[BEGIN EXTRACTED INFORMATION]

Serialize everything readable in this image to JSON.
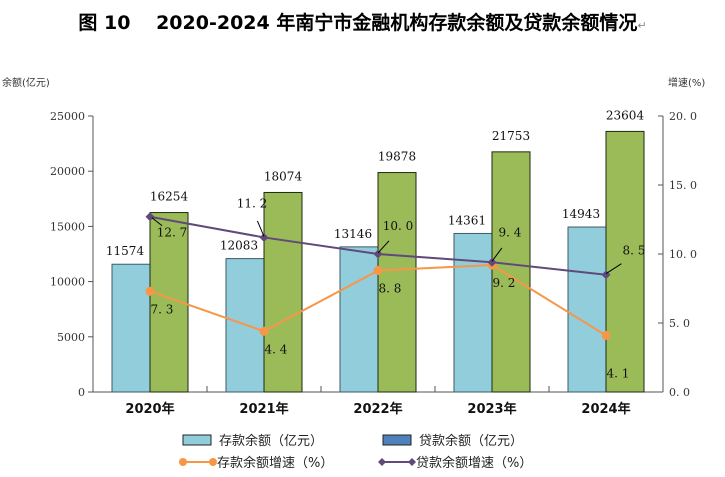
{
  "title": {
    "text": "图 10　 2020-2024 年南宁市金融机构存款余额及贷款余额情况",
    "return_mark": "↵"
  },
  "chart_data": {
    "type": "bar",
    "title": "图 10 2020-2024 年南宁市金融机构存款余额及贷款余额情况",
    "categories": [
      "2020年",
      "2021年",
      "2022年",
      "2023年",
      "2024年"
    ],
    "ylabel": "余额(亿元)",
    "y2label": "增速(%)",
    "ylim": [
      0,
      25000
    ],
    "y2lim": [
      0,
      20
    ],
    "yticks": [
      "0",
      "5000",
      "10000",
      "15000",
      "20000",
      "25000"
    ],
    "y2ticks": [
      "0.0",
      "5.0",
      "10.0",
      "15.0",
      "20.0"
    ],
    "grid": false,
    "legend_position": "bottom",
    "series": [
      {
        "name": "存款余额（亿元）",
        "kind": "bar",
        "axis": "left",
        "color": "#92cddc",
        "values": [
          11574,
          12083,
          13146,
          14361,
          14943
        ],
        "labels": [
          "11574",
          "12083",
          "13146",
          "14361",
          "14943"
        ]
      },
      {
        "name": "贷款余额（亿元）",
        "kind": "bar",
        "axis": "left",
        "color": "#9bbb59",
        "legend_color": "#4f81bd",
        "values": [
          16254,
          18074,
          19878,
          21753,
          23604
        ],
        "labels": [
          "16254",
          "18074",
          "19878",
          "21753",
          "23604"
        ]
      },
      {
        "name": "存款余额增速（%）",
        "kind": "line",
        "axis": "right",
        "color": "#f79646",
        "marker": "circle",
        "values": [
          7.3,
          4.4,
          8.8,
          9.2,
          4.1
        ],
        "labels": [
          "7.3",
          "4.4",
          "8.8",
          "9.2",
          "4.1"
        ]
      },
      {
        "name": "贷款余额增速（%）",
        "kind": "line",
        "axis": "right",
        "color": "#604a7b",
        "marker": "diamond",
        "values": [
          12.7,
          11.2,
          10.0,
          9.4,
          8.5
        ],
        "labels": [
          "12.7",
          "11.2",
          "10.0",
          "9.4",
          "8.5"
        ]
      }
    ]
  }
}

[END EXTRACTED INFORMATION]

Search the entries for the word "年南宁市金融机构存款余额及贷款余额情况", then list each line that holds it.

**EXPECTED OUTPUT**
    "text": "图 10　 2020-2024 年南宁市金融机构存款余额及贷款余额情况",
    "title": "图 10 2020-2024 年南宁市金融机构存款余额及贷款余额情况",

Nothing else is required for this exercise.